TASK INSTRUCTIONS:
Filter the records below down to lines containing "Company".

DATA FOR THE TASK:
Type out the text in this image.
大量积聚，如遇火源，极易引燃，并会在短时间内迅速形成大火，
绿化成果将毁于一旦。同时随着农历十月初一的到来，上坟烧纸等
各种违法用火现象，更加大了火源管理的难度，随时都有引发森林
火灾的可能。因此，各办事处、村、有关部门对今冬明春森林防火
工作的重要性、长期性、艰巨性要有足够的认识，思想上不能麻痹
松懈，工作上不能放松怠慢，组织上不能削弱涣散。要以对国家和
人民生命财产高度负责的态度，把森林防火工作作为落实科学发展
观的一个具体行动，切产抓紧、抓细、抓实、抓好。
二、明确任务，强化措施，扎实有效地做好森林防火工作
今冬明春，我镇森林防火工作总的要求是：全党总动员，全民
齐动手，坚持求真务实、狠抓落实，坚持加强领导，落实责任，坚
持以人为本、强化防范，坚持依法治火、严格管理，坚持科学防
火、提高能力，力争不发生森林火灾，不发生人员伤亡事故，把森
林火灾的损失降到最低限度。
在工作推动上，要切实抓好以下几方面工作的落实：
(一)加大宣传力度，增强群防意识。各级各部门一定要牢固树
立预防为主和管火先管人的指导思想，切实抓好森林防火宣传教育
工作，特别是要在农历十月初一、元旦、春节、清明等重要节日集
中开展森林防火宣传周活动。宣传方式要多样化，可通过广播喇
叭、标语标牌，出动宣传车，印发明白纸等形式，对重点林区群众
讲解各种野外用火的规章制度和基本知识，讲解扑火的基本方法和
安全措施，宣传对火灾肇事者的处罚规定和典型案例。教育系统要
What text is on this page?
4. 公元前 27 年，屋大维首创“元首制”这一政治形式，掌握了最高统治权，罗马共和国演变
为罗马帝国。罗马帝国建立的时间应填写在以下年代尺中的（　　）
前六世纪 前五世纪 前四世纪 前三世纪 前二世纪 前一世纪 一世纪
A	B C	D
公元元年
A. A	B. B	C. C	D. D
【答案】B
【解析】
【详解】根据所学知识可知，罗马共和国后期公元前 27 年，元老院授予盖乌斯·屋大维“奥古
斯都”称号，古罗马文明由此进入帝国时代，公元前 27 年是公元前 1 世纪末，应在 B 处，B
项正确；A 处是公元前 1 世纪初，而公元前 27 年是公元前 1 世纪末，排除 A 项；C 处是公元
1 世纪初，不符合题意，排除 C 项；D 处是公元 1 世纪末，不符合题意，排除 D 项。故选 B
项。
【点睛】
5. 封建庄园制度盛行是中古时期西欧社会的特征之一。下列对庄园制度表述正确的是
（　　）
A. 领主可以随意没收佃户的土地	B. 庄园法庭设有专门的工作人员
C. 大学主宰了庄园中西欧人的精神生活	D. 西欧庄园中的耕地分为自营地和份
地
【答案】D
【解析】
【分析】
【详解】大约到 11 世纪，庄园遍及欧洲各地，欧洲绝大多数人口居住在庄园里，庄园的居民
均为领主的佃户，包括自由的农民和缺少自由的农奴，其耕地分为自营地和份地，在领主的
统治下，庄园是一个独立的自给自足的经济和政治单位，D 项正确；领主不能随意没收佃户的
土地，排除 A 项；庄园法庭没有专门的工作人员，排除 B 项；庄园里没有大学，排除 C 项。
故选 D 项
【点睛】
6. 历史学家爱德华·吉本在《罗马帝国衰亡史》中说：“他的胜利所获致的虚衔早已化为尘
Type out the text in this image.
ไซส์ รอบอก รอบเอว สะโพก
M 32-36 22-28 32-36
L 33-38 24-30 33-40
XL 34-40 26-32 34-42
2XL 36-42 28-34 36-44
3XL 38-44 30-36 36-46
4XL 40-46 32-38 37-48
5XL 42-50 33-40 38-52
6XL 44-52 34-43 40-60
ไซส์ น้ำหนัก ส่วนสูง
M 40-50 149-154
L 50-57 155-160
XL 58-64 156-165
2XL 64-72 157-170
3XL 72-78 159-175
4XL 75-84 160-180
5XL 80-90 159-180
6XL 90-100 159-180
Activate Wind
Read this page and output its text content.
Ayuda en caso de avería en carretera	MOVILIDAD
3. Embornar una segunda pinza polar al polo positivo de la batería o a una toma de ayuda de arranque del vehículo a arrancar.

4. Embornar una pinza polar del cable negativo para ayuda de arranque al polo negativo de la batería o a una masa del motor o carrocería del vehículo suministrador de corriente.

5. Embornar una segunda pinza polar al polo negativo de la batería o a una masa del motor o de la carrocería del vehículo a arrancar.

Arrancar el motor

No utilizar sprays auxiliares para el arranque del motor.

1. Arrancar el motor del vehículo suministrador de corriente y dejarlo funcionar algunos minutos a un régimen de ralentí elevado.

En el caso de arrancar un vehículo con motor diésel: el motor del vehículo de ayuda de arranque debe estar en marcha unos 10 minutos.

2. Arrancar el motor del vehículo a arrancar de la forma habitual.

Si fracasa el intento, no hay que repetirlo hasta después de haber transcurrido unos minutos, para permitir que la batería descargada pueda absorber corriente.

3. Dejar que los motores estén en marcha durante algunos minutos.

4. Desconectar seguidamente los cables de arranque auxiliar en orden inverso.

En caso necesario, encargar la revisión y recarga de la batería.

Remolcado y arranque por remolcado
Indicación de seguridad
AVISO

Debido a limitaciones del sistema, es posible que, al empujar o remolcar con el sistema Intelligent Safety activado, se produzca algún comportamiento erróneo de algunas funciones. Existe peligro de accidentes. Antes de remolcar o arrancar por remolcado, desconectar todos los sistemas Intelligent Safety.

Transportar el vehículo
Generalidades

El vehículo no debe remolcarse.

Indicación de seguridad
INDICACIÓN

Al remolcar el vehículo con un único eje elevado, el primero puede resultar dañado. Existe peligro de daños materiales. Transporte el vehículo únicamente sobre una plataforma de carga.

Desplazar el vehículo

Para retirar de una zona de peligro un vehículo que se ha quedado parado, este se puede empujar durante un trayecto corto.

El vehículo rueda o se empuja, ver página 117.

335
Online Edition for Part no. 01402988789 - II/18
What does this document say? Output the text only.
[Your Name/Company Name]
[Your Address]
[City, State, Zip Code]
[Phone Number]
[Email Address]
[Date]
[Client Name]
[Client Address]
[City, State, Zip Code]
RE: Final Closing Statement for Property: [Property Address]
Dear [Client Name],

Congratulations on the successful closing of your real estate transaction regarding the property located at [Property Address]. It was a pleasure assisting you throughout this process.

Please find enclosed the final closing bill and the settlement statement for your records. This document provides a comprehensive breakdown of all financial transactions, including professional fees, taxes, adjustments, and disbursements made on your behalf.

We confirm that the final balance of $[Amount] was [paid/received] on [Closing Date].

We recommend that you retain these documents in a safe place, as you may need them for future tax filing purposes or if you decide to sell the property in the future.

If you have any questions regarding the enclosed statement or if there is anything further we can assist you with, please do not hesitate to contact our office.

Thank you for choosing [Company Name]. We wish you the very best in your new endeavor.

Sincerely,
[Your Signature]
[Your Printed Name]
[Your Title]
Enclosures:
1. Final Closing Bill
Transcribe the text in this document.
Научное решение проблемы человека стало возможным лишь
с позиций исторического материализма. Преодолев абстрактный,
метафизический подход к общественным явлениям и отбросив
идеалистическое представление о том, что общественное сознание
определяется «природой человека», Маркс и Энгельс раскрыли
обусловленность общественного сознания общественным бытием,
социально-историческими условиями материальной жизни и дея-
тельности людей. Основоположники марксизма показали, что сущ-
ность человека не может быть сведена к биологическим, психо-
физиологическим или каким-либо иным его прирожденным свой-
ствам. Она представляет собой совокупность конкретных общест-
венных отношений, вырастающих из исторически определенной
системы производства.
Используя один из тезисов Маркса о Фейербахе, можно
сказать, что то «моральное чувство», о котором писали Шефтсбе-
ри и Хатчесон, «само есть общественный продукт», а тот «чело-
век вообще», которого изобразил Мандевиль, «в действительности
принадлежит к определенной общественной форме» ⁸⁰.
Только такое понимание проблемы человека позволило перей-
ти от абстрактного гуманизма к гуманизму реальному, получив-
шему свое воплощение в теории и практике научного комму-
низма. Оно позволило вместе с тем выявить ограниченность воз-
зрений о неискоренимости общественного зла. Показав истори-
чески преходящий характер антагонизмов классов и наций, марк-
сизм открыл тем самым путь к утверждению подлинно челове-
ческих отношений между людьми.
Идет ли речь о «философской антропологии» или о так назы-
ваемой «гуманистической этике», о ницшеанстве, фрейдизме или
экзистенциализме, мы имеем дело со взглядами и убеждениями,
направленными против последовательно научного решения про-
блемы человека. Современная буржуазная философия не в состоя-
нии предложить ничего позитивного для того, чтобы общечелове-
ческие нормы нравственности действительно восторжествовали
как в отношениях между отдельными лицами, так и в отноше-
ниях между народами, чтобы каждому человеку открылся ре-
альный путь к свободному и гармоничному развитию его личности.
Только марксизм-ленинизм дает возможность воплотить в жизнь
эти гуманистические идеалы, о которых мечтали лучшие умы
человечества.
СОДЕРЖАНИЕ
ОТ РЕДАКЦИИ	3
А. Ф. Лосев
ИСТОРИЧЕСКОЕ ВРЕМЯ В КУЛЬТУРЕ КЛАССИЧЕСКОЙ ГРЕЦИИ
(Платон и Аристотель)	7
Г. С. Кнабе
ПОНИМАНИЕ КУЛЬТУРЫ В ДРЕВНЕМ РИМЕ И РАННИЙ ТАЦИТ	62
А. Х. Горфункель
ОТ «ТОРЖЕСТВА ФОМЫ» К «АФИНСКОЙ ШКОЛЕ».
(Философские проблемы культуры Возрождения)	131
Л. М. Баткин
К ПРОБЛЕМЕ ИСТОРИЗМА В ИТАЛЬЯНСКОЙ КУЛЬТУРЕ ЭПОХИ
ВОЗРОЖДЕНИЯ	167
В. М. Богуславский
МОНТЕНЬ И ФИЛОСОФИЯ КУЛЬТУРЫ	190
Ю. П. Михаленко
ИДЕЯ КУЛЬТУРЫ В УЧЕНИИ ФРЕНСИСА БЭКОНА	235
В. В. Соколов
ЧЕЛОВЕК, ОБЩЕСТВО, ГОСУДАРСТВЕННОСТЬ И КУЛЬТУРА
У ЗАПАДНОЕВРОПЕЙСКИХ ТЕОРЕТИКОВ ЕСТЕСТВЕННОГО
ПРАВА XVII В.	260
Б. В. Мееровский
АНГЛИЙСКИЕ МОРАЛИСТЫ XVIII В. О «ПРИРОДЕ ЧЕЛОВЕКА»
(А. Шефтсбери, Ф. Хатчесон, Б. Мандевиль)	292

EXERCISE SOLUTION:
[Your Name/Company Name]
Thank you for choosing [Company Name]. We wish you the very best in your new endeavor.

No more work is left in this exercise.